WORK INSTRUCTIONS — Find every line in the records below that holds the word "tính", and copy each one.

STORED ROWS —
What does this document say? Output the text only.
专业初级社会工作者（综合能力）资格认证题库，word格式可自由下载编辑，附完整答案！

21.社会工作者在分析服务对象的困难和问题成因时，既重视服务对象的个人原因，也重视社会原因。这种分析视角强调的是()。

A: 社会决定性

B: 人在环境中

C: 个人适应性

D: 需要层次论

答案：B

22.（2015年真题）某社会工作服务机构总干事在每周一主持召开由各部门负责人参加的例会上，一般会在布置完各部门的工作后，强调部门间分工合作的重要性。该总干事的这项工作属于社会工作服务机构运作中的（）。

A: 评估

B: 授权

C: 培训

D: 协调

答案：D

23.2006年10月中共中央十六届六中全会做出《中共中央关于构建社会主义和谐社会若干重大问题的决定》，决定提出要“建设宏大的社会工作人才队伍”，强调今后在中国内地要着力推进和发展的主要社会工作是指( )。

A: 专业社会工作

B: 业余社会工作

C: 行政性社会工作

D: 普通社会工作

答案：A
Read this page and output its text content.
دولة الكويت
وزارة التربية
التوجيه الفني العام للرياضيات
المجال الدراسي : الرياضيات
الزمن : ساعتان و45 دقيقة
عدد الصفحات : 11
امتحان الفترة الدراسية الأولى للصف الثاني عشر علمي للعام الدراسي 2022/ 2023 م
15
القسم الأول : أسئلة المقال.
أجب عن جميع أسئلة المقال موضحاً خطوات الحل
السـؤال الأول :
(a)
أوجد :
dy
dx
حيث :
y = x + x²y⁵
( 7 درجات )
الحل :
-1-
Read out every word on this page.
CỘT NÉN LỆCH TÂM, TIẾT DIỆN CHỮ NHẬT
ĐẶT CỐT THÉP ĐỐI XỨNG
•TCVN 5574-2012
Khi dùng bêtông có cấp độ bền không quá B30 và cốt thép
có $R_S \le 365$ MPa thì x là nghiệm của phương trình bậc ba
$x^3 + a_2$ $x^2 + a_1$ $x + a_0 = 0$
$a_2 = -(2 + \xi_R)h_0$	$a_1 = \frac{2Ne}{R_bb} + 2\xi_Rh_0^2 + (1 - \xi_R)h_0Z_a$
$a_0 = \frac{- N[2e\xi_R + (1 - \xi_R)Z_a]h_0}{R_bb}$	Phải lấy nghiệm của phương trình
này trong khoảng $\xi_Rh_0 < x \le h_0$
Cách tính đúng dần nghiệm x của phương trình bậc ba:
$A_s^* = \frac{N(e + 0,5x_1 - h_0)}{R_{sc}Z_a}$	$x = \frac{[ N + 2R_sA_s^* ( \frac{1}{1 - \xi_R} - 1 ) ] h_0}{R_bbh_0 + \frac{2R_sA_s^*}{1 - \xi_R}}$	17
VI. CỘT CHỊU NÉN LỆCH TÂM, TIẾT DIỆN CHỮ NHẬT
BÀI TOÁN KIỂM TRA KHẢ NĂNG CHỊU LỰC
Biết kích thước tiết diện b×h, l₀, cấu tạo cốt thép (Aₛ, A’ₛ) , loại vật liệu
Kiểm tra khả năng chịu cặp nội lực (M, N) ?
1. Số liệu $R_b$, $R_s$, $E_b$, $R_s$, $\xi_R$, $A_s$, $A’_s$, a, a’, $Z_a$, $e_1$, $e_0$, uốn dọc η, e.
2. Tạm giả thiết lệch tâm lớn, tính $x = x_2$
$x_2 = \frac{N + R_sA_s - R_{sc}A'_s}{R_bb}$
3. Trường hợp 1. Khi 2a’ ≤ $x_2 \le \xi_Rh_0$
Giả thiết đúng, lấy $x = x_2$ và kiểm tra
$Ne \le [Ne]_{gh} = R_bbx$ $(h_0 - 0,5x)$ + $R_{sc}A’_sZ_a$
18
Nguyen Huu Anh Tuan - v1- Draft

RIGHT ANSWER —
Cách tính đúng dần nghiệm x của phương trình bậc ba:
2. Tạm giả thiết lệch tâm lớn, tính $x = x_2$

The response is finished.